### [Exercise]
Search the material for the word "аппарата" and copy each line that holds it.

### [Exercise input]
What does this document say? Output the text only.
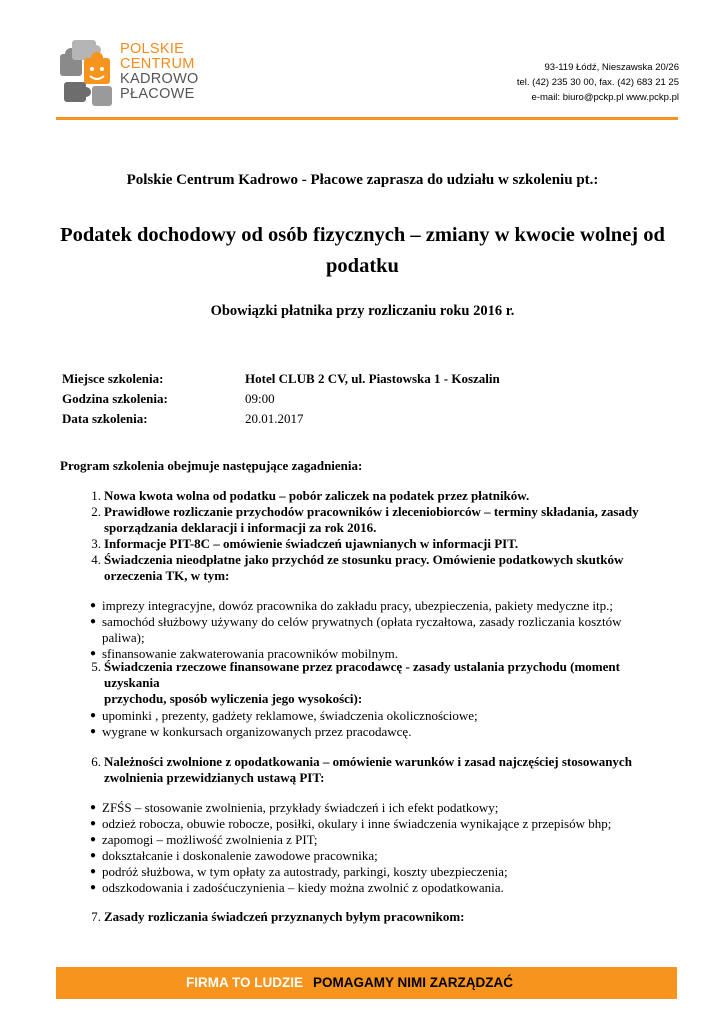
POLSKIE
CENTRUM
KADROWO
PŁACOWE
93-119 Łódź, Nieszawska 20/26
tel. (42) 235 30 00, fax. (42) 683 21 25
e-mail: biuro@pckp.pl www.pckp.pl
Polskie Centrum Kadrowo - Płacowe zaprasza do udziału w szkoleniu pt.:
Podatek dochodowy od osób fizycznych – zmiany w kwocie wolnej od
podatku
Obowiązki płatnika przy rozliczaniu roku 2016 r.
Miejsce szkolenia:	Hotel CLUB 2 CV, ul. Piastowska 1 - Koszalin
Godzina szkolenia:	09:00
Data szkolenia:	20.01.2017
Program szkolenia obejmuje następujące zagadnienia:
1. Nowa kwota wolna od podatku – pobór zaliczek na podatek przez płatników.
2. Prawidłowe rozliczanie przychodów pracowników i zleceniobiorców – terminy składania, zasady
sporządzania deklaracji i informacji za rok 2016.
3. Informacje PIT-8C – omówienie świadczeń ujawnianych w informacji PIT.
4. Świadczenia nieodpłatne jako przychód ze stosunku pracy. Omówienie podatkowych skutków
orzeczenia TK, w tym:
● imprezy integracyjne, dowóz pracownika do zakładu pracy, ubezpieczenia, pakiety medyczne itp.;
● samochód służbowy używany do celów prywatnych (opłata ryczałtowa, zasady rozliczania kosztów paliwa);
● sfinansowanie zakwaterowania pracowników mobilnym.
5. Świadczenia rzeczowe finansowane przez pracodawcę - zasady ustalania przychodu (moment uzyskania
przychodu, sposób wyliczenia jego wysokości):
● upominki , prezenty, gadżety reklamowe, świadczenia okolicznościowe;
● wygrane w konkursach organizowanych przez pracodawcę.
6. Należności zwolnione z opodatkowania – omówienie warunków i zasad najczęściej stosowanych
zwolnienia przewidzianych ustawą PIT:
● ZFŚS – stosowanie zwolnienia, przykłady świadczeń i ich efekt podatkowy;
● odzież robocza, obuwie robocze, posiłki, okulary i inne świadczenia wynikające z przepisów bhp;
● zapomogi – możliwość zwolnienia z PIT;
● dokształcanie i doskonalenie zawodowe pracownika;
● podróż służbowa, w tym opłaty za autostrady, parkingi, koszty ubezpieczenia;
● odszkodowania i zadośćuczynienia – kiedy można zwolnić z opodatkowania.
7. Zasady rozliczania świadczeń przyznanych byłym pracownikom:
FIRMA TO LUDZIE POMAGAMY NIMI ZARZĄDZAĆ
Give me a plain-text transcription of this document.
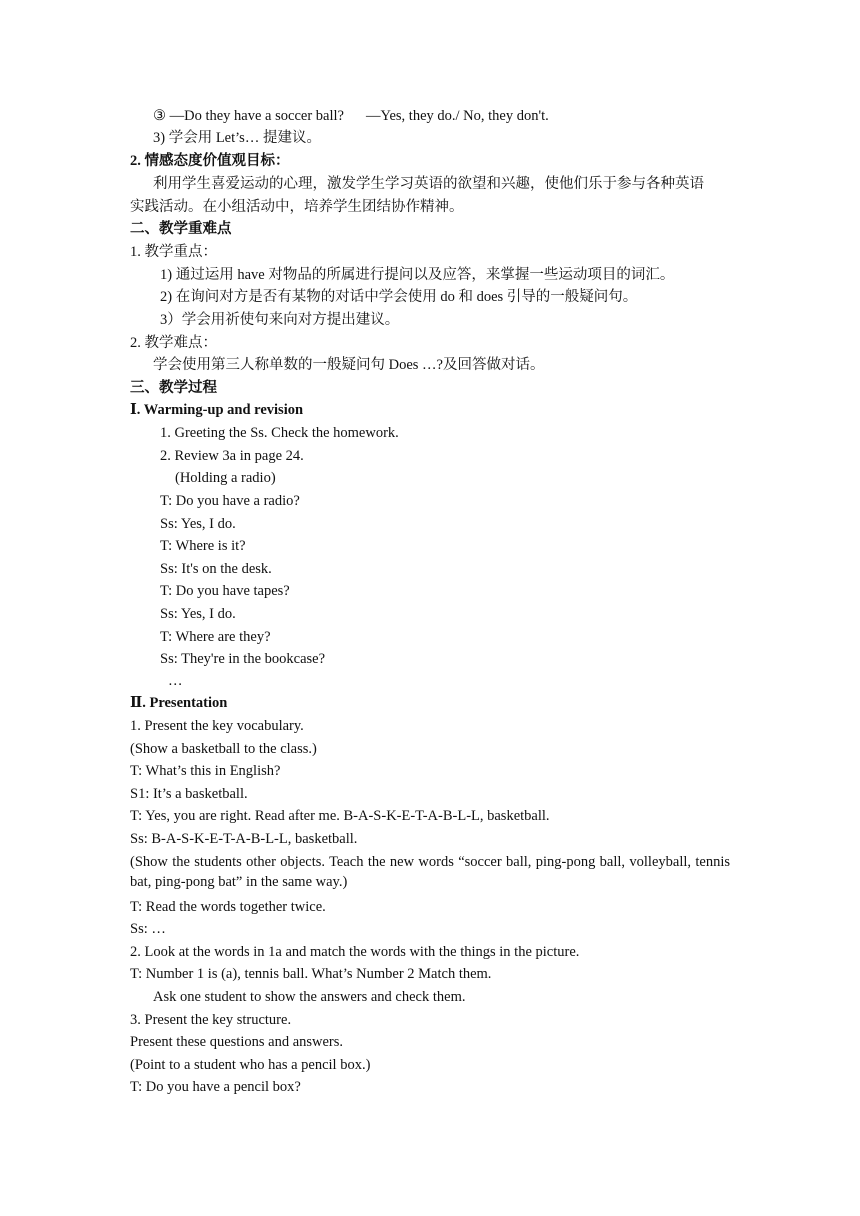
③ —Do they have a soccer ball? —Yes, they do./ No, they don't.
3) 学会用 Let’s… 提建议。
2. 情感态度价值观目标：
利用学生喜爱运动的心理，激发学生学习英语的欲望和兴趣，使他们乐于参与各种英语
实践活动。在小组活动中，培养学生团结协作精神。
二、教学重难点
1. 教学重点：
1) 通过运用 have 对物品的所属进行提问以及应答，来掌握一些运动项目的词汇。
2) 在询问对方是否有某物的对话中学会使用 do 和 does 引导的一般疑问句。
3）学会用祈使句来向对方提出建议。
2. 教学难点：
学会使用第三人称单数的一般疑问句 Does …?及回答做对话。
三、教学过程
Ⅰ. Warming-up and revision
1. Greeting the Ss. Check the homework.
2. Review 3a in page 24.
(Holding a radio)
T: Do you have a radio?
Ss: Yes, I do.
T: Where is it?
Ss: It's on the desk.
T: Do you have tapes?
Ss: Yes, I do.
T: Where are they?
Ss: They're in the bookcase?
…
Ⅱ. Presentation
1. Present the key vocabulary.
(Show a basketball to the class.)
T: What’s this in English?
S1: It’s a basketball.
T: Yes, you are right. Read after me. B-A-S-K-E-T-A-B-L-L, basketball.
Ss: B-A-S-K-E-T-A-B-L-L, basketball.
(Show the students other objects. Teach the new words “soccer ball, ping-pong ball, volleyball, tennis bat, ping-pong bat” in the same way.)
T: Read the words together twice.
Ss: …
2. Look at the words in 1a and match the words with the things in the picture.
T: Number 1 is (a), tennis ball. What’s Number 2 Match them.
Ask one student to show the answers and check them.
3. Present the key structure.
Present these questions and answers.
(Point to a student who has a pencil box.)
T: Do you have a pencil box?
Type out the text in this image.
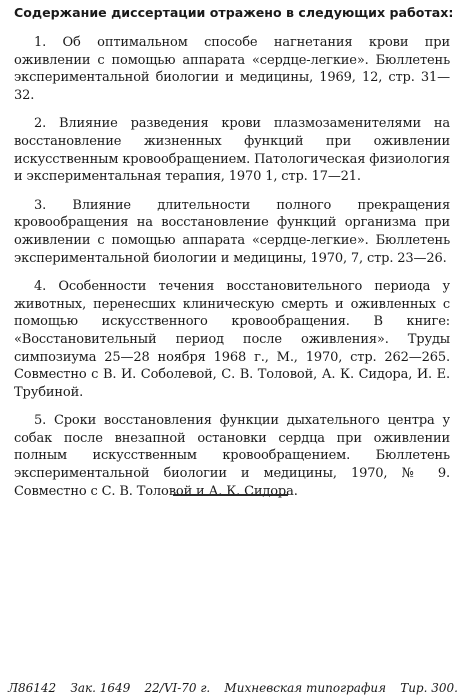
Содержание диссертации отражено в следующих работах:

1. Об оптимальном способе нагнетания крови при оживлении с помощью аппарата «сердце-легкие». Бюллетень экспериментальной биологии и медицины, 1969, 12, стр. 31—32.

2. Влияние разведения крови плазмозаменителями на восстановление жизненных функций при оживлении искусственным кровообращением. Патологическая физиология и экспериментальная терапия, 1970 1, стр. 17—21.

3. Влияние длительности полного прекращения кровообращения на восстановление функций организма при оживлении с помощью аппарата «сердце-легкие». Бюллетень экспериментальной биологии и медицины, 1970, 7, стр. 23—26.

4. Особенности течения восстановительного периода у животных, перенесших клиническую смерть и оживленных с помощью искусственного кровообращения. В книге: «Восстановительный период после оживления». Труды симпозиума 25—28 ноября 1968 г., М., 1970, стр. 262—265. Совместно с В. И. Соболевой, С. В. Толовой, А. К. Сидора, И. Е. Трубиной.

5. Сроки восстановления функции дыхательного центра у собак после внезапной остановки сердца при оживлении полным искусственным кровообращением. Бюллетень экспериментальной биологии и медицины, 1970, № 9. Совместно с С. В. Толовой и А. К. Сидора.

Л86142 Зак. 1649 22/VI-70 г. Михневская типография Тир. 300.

### [Output below]
1. Об оптимальном способе нагнетания крови при оживлении с помощью аппарата «сердце-легкие». Бюллетень экспериментальной биологии и медицины, 1969, 12, стр. 31—32.
3. Влияние длительности полного прекращения кровообращения на восстановление функций организма при оживлении с помощью аппарата «сердце-легкие». Бюллетень экспериментальной биологии и медицины, 1970, 7, стр. 23—26.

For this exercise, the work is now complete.